## Your objective
Transcribe every record that appears below, exactly and in full.

## Given entries
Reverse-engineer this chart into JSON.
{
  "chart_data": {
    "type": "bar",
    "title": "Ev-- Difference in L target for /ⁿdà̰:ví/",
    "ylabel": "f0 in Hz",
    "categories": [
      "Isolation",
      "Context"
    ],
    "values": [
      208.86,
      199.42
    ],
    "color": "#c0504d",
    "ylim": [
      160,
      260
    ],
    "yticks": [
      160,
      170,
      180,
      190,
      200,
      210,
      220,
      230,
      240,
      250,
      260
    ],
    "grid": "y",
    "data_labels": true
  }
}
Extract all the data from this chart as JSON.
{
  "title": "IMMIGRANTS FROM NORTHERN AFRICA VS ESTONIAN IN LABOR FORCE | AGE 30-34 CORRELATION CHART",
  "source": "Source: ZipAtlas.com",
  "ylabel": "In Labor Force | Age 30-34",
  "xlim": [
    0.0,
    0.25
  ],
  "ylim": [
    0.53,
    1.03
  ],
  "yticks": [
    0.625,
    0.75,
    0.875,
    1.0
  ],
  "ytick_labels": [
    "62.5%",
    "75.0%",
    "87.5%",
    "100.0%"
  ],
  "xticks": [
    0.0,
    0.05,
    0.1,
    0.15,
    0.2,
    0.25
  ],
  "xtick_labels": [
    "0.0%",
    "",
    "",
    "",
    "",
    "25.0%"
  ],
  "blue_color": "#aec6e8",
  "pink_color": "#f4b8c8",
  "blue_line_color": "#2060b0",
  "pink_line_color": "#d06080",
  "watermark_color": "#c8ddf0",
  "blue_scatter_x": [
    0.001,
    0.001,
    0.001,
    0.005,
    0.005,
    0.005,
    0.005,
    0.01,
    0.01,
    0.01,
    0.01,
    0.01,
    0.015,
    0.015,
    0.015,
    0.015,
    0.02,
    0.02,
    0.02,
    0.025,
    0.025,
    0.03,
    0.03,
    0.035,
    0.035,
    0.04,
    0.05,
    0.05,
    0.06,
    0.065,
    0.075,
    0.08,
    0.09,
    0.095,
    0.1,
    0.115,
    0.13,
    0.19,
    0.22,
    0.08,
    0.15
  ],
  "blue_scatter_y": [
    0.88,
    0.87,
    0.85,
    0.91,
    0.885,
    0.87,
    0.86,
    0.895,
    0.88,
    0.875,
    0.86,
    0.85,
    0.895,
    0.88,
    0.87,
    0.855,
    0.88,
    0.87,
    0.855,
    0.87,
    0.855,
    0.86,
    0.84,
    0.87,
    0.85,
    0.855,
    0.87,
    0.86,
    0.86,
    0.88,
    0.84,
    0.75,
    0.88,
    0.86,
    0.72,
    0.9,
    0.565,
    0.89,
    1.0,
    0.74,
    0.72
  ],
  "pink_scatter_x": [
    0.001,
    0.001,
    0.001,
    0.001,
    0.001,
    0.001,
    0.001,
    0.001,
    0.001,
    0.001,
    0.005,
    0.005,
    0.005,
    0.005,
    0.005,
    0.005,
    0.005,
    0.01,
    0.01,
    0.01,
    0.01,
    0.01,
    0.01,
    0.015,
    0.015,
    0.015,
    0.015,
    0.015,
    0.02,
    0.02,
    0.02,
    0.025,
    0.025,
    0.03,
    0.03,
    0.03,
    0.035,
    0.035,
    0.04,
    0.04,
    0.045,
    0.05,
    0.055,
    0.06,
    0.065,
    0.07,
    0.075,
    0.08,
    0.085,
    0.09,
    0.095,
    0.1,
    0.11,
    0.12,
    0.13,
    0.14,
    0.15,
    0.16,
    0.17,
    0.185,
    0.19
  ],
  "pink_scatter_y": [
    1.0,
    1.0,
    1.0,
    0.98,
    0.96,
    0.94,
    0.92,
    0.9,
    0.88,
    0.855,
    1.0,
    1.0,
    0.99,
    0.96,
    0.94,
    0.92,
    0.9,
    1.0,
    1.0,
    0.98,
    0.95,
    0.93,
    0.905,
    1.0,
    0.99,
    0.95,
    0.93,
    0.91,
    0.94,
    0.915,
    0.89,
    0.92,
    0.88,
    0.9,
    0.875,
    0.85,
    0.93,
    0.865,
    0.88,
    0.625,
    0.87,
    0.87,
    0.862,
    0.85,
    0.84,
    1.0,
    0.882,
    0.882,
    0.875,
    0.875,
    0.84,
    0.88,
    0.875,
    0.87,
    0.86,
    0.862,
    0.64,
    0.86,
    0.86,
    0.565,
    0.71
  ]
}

## Output for this exercise
Reverse-engineer this chart into JSON.
{
  "chart_data": {
    "type": "bar",
    "title": "Ev-- Difference in L target for /ⁿdà̰:ví/",
    "ylabel": "f0 in Hz",
    "categories": [
      "Isolation",
      "Context"
    ],
    "values": [
      208.86,
      199.42
    ],
    "color": "#c0504d",
    "ylim": [
      160,
      260
    ],
    "yticks": [
      160,
      170,
      180,
      190,
      200,
      210,
      220,
      230,
      240,
      250,
      260
    ],
    "grid": "y",
    "data_labels": true
  }
}
Extract all the data from this chart as JSON.
{
  "title": "IMMIGRANTS FROM NORTHERN AFRICA VS ESTONIAN IN LABOR FORCE | AGE 30-34 CORRELATION CHART",
  "source": "Source: ZipAtlas.com",
  "ylabel": "In Labor Force | Age 30-34",
  "xlim": [
    0.0,
    0.25
  ],
  "ylim": [
    0.53,
    1.03
  ],
  "yticks": [
    0.625,
    0.75,
    0.875,
    1.0
  ],
  "ytick_labels": [
    "62.5%",
    "75.0%",
    "87.5%",
    "100.0%"
  ],
  "xticks": [
    0.0,
    0.05,
    0.1,
    0.15,
    0.2,
    0.25
  ],
  "xtick_labels": [
    "0.0%",
    "",
    "",
    "",
    "",
    "25.0%"
  ],
  "blue_color": "#aec6e8",
  "pink_color": "#f4b8c8",
  "blue_line_color": "#2060b0",
  "pink_line_color": "#d06080",
  "watermark_color": "#c8ddf0",
  "blue_scatter_x": [
    0.001,
    0.001,
    0.001,
    0.005,
    0.005,
    0.005,
    0.005,
    0.01,
    0.01,
    0.01,
    0.01,
    0.01,
    0.015,
    0.015,
    0.015,
    0.015,
    0.02,
    0.02,
    0.02,
    0.025,
    0.025,
    0.03,
    0.03,
    0.035,
    0.035,
    0.04,
    0.05,
    0.05,
    0.06,
    0.065,
    0.075,
    0.08,
    0.09,
    0.095,
    0.1,
    0.115,
    0.13,
    0.19,
    0.22,
    0.08,
    0.15
  ],
  "blue_scatter_y": [
    0.88,
    0.87,
    0.85,
    0.91,
    0.885,
    0.87,
    0.86,
    0.895,
    0.88,
    0.875,
    0.86,
    0.85,
    0.895,
    0.88,
    0.87,
    0.855,
    0.88,
    0.87,
    0.855,
    0.87,
    0.855,
    0.86,
    0.84,
    0.87,
    0.85,
    0.855,
    0.87,
    0.86,
    0.86,
    0.88,
    0.84,
    0.75,
    0.88,
    0.86,
    0.72,
    0.9,
    0.565,
    0.89,
    1.0,
    0.74,
    0.72
  ],
  "pink_scatter_x": [
    0.001,
    0.001,
    0.001,
    0.001,
    0.001,
    0.001,
    0.001,
    0.001,
    0.001,
    0.001,
    0.005,
    0.005,
    0.005,
    0.005,
    0.005,
    0.005,
    0.005,
    0.01,
    0.01,
    0.01,
    0.01,
    0.01,
    0.01,
    0.015,
    0.015,
    0.015,
    0.015,
    0.015,
    0.02,
    0.02,
    0.02,
    0.025,
    0.025,
    0.03,
    0.03,
    0.03,
    0.035,
    0.035,
    0.04,
    0.04,
    0.045,
    0.05,
    0.055,
    0.06,
    0.065,
    0.07,
    0.075,
    0.08,
    0.085,
    0.09,
    0.095,
    0.1,
    0.11,
    0.12,
    0.13,
    0.14,
    0.15,
    0.16,
    0.17,
    0.185,
    0.19
  ],
  "pink_scatter_y": [
    1.0,
    1.0,
    1.0,
    0.98,
    0.96,
    0.94,
    0.92,
    0.9,
    0.88,
    0.855,
    1.0,
    1.0,
    0.99,
    0.96,
    0.94,
    0.92,
    0.9,
    1.0,
    1.0,
    0.98,
    0.95,
    0.93,
    0.905,
    1.0,
    0.99,
    0.95,
    0.93,
    0.91,
    0.94,
    0.915,
    0.89,
    0.92,
    0.88,
    0.9,
    0.875,
    0.85,
    0.93,
    0.865,
    0.88,
    0.625,
    0.87,
    0.87,
    0.862,
    0.85,
    0.84,
    1.0,
    0.882,
    0.882,
    0.875,
    0.875,
    0.84,
    0.88,
    0.875,
    0.87,
    0.86,
    0.862,
    0.64,
    0.86,
    0.86,
    0.565,
    0.71
  ]
}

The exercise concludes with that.